● **REQUIRED WORK**
Print out the full listing below, word for word.

--- DATA FOR REVIEW Enclosed Below ---

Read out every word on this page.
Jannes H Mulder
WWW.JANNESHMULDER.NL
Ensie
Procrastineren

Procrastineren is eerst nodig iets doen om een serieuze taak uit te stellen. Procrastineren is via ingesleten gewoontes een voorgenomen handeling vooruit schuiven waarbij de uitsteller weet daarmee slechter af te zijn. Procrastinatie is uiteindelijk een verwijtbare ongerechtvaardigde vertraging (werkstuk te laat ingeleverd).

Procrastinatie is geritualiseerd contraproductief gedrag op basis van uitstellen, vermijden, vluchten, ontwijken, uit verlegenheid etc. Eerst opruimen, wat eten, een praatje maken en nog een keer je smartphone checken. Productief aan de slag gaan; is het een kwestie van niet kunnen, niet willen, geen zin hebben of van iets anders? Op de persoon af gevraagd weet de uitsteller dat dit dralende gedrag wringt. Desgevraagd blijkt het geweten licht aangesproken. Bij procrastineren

--- End of Enclosed DATA FOR REVIEW ---

● **EXERCISE RESULT**
Read out every word on this page.
Jannes H Mulder
WWW.JANNESHMULDER.NL
Ensie
Procrastineren

Procrastineren is eerst nodig iets doen om een serieuze taak uit te stellen. Procrastineren is via ingesleten gewoontes een voorgenomen handeling vooruit schuiven waarbij de uitsteller weet daarmee slechter af te zijn. Procrastinatie is uiteindelijk een verwijtbare ongerechtvaardigde vertraging (werkstuk te laat ingeleverd).

Procrastinatie is geritualiseerd contraproductief gedrag op basis van uitstellen, vermijden, vluchten, ontwijken, uit verlegenheid etc. Eerst opruimen, wat eten, een praatje maken en nog een keer je smartphone checken. Productief aan de slag gaan; is het een kwestie van niet kunnen, niet willen, geen zin hebben of van iets anders? Op de persoon af gevraagd weet de uitsteller dat dit dralende gedrag wringt. Desgevraagd blijkt het geweten licht aangesproken. Bij procrastineren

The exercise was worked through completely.